REQUIREMENT ::
Transcribe the tail of the listing: start at the line containing "Type out the text in this image." and stop after the last line, keeping every character as is and adding nothing.
-------- DATA FOR PROCESSING --------
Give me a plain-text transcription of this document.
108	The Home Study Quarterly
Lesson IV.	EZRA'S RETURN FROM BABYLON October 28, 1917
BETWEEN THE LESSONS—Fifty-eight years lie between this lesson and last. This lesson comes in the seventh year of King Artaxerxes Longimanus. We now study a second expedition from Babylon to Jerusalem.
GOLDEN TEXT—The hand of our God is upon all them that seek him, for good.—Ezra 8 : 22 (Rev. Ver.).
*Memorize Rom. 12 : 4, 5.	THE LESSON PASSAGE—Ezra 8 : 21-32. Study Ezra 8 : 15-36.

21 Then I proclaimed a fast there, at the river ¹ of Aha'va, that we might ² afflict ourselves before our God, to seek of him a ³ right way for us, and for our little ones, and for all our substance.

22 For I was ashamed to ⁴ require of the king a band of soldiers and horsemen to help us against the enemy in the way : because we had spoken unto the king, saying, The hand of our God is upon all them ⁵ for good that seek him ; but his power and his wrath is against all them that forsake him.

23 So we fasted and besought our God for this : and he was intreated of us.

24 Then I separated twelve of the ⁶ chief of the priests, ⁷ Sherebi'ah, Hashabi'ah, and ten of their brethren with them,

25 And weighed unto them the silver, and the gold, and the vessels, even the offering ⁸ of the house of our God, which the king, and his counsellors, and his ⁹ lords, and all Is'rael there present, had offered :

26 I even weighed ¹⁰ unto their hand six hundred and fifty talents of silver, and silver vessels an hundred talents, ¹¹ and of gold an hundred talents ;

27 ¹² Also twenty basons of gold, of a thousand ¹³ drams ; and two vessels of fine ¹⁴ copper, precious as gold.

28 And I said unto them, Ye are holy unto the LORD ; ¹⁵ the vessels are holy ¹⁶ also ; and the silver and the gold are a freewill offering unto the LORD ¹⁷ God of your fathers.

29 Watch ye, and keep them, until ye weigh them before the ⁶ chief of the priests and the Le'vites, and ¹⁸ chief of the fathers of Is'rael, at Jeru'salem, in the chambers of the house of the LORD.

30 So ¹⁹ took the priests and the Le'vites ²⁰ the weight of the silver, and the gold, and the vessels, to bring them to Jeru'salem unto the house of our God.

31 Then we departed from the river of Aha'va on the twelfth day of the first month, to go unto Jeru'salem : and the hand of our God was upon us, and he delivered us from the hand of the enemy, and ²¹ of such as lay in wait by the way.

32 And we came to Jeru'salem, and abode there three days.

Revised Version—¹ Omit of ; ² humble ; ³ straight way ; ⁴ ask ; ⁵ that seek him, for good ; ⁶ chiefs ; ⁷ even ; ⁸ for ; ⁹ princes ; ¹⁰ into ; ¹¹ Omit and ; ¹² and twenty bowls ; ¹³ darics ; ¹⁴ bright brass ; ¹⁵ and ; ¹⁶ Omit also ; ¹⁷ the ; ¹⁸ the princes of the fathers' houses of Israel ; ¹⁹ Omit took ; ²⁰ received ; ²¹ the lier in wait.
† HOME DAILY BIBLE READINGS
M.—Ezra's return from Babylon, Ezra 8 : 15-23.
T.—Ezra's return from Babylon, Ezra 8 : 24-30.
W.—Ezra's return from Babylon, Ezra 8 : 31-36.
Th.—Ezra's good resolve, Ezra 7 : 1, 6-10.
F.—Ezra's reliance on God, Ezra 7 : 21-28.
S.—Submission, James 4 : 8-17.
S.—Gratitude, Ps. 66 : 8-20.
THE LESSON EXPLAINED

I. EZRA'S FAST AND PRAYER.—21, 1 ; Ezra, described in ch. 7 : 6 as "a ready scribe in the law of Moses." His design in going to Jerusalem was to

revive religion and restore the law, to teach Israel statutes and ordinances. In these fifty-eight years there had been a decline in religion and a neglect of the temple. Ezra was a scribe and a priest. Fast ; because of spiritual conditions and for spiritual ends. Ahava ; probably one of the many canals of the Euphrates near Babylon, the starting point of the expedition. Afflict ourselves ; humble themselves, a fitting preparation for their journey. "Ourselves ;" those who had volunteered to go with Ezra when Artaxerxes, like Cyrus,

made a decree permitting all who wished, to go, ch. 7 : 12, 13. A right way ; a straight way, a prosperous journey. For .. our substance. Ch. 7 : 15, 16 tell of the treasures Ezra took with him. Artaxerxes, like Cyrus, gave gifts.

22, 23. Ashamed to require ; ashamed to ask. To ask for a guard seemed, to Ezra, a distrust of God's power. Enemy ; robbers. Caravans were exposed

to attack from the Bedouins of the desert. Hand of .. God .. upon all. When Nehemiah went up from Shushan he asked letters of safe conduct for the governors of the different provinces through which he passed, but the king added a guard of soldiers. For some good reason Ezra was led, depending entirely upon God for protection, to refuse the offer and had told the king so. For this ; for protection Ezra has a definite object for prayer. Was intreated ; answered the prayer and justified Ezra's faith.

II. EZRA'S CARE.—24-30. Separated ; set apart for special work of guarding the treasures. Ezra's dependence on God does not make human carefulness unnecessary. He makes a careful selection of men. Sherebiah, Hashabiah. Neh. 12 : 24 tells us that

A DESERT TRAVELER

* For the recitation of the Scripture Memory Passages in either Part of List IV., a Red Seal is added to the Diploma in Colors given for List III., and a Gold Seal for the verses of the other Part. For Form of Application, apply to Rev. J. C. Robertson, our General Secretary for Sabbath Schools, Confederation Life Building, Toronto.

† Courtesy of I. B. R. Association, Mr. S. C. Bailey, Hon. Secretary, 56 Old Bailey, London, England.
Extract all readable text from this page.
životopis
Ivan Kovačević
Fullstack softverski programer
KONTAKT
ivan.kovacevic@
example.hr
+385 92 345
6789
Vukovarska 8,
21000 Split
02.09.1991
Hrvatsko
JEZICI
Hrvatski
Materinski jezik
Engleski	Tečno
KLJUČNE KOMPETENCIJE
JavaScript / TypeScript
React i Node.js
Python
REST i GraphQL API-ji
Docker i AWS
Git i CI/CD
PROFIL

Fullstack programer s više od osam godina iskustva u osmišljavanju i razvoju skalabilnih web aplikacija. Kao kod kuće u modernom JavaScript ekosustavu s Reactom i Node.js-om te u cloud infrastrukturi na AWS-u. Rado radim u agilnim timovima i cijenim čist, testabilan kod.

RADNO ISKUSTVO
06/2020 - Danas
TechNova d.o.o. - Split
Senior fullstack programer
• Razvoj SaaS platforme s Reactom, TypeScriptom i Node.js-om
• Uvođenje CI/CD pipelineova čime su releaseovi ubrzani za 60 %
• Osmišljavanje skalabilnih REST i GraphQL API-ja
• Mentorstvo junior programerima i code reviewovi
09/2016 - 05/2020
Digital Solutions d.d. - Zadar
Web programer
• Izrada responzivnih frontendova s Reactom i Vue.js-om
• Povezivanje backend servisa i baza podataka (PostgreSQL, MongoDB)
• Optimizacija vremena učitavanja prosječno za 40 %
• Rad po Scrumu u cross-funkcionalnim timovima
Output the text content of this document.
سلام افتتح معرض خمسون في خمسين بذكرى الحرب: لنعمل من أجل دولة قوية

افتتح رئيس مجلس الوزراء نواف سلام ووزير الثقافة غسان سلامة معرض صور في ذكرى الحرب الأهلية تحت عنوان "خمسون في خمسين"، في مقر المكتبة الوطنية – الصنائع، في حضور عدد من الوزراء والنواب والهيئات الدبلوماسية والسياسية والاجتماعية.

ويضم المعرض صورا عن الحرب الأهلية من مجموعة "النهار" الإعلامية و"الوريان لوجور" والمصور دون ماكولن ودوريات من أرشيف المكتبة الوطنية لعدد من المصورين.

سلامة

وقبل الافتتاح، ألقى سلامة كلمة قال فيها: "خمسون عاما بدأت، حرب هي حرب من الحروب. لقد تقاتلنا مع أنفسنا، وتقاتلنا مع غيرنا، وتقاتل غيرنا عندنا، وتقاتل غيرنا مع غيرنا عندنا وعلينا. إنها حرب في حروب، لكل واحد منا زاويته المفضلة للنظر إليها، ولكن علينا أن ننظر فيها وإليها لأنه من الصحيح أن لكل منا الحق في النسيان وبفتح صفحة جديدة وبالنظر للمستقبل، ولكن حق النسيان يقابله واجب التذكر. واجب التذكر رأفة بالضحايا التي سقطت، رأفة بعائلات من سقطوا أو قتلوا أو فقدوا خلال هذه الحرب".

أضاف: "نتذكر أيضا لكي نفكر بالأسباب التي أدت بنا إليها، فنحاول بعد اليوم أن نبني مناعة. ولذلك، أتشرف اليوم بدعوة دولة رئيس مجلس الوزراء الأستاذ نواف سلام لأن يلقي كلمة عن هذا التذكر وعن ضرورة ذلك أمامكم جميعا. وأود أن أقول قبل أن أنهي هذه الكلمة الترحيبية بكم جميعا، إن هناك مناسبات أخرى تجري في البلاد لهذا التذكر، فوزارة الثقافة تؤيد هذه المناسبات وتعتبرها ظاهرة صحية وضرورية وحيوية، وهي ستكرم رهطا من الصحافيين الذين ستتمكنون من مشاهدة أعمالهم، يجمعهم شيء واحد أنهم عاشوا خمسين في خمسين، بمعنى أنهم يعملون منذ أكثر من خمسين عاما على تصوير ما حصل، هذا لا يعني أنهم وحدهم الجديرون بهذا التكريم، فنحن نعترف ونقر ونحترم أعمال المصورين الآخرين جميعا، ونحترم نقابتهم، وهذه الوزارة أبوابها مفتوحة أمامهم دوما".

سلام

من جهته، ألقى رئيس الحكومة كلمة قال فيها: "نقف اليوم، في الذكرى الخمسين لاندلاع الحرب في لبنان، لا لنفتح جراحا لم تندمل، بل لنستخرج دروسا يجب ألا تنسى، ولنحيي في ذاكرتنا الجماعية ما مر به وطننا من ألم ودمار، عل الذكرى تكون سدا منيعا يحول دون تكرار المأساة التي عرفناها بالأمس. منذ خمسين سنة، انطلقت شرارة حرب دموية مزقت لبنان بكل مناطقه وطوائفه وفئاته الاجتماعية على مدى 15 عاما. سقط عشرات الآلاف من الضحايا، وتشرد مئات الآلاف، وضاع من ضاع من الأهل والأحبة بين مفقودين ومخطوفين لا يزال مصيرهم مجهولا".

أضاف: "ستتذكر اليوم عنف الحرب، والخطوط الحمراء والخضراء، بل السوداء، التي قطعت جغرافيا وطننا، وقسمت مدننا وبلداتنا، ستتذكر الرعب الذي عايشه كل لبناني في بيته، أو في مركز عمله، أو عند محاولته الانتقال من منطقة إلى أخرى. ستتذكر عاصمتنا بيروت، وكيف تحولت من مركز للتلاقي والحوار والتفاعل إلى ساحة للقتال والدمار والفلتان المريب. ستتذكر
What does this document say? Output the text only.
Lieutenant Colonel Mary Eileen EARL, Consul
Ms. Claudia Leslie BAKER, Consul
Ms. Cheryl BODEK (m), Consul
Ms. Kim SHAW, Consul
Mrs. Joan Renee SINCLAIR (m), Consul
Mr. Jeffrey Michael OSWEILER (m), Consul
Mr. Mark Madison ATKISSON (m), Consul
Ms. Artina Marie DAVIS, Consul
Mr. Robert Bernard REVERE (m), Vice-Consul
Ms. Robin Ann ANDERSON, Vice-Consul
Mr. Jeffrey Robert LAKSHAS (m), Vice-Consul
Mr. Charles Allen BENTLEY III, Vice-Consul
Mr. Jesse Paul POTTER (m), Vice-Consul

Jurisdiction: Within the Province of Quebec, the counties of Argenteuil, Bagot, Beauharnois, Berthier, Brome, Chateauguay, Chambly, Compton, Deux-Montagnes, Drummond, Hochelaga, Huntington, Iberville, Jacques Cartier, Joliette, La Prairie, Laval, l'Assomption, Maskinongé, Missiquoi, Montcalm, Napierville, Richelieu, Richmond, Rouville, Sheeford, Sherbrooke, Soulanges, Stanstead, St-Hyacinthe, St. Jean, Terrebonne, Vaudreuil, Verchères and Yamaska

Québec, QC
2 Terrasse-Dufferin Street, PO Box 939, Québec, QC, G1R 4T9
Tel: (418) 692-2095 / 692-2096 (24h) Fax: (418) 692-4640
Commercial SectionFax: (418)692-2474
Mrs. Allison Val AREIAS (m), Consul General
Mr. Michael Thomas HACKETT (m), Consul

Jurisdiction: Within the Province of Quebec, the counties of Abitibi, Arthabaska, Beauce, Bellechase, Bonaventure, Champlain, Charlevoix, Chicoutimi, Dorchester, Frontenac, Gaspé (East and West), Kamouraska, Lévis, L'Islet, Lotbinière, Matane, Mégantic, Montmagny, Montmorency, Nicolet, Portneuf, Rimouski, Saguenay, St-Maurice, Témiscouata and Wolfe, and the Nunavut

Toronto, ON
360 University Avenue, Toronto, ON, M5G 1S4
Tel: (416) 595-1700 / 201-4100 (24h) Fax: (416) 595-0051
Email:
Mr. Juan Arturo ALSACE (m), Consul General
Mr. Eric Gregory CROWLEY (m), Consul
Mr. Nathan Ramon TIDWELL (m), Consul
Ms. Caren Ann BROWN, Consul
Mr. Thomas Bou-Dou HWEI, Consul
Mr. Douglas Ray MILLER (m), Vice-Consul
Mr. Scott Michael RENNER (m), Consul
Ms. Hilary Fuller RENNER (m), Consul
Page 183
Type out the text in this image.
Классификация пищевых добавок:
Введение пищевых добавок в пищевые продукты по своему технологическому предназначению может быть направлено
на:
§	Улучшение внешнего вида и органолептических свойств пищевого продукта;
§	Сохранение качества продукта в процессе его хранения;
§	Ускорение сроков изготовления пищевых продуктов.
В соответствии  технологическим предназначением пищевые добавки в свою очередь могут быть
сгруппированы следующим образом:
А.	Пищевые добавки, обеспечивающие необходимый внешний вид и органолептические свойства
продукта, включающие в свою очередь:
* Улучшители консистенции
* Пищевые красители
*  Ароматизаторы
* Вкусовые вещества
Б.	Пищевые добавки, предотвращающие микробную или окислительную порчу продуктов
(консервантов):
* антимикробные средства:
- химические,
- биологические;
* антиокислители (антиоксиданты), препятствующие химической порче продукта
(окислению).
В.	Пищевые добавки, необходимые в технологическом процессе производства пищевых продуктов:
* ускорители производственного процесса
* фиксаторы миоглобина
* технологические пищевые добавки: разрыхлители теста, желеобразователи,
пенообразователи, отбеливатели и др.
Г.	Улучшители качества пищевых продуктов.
--------
RESULT ::
Type out the text in this image.
Классификация пищевых добавок:
Введение пищевых добавок в пищевые продукты по своему технологическому предназначению может быть направлено
на:
§	Улучшение внешнего вида и органолептических свойств пищевого продукта;
§	Сохранение качества продукта в процессе его хранения;
§	Ускорение сроков изготовления пищевых продуктов.
В соответствии  технологическим предназначением пищевые добавки в свою очередь могут быть
сгруппированы следующим образом:
А.	Пищевые добавки, обеспечивающие необходимый внешний вид и органолептические свойства
продукта, включающие в свою очередь:
* Улучшители консистенции
* Пищевые красители
*  Ароматизаторы
* Вкусовые вещества
Б.	Пищевые добавки, предотвращающие микробную или окислительную порчу продуктов
(консервантов):
* антимикробные средства:
- химические,
- биологические;
* антиокислители (антиоксиданты), препятствующие химической порче продукта
(окислению).
В.	Пищевые добавки, необходимые в технологическом процессе производства пищевых продуктов:
* ускорители производственного процесса
* фиксаторы миоглобина
* технологические пищевые добавки: разрыхлители теста, желеобразователи,
пенообразователи, отбеливатели и др.
Г.	Улучшители качества пищевых продуктов.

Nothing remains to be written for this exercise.